§ Information supplied:
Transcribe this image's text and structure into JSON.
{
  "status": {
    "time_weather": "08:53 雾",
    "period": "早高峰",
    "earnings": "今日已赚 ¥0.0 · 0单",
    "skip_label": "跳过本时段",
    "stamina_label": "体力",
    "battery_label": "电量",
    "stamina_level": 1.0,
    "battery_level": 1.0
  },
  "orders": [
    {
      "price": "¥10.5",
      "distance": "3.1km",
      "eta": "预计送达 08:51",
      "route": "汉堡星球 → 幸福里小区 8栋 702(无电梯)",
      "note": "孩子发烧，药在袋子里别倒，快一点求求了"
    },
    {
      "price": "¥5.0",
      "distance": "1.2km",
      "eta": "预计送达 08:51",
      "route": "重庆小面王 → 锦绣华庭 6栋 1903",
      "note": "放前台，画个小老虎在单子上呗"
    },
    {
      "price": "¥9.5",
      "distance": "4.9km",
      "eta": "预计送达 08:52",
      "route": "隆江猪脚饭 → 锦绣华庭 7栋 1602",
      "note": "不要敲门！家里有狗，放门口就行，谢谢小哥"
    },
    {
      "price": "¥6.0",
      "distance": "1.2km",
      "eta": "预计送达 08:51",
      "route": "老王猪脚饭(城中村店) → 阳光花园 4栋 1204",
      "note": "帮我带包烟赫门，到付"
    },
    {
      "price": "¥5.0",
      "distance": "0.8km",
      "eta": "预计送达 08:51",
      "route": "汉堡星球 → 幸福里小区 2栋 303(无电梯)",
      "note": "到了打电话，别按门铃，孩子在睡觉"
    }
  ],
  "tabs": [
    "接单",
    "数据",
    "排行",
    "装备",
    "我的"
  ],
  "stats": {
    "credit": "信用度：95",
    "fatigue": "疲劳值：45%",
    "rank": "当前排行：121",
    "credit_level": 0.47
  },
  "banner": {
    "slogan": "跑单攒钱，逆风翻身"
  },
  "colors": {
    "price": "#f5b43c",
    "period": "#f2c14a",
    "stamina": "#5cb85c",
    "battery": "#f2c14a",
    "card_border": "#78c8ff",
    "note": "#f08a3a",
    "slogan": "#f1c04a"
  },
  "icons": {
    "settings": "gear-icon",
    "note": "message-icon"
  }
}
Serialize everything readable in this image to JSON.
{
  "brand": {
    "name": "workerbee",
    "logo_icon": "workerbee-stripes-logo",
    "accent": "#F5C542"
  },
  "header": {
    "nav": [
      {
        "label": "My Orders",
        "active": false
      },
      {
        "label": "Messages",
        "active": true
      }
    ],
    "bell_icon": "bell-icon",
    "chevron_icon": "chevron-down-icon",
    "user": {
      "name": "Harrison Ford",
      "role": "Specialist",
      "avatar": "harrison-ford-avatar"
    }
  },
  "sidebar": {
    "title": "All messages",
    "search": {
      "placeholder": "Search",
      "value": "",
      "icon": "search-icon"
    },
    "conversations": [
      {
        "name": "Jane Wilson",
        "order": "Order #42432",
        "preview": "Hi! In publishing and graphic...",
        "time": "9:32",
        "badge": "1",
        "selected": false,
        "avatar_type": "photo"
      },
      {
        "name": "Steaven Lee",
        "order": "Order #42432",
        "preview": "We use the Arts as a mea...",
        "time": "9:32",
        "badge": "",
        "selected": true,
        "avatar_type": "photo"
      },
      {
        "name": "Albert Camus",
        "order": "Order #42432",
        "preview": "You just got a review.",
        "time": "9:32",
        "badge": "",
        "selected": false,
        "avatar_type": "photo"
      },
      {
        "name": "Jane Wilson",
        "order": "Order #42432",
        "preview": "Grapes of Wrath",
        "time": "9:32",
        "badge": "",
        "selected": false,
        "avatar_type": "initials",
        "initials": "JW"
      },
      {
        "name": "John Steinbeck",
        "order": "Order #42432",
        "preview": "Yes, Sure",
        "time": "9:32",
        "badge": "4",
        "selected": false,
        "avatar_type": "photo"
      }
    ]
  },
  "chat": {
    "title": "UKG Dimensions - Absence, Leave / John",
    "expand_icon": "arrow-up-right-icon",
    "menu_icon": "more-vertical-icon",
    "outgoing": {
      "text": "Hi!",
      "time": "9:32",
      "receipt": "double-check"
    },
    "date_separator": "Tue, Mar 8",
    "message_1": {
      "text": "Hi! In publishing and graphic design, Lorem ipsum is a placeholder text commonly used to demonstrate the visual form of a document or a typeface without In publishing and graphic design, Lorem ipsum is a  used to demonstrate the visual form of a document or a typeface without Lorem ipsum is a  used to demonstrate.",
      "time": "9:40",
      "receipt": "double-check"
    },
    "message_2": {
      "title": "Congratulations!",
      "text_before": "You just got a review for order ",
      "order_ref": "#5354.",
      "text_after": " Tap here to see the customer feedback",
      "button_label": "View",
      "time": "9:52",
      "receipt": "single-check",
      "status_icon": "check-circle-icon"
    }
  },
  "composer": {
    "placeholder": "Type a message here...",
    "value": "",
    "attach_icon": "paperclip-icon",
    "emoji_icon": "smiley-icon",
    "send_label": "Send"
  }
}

§ Given exercise: Reproduce every line of the listing above in which the string "preview" appears.

§ Task output:
        "preview": "Hi! In publishing and graphic...",
        "preview": "We use the Arts as a mea...",
        "preview": "You just got a review.",
        "preview": "Grapes of Wrath",
        "preview": "Yes, Sure",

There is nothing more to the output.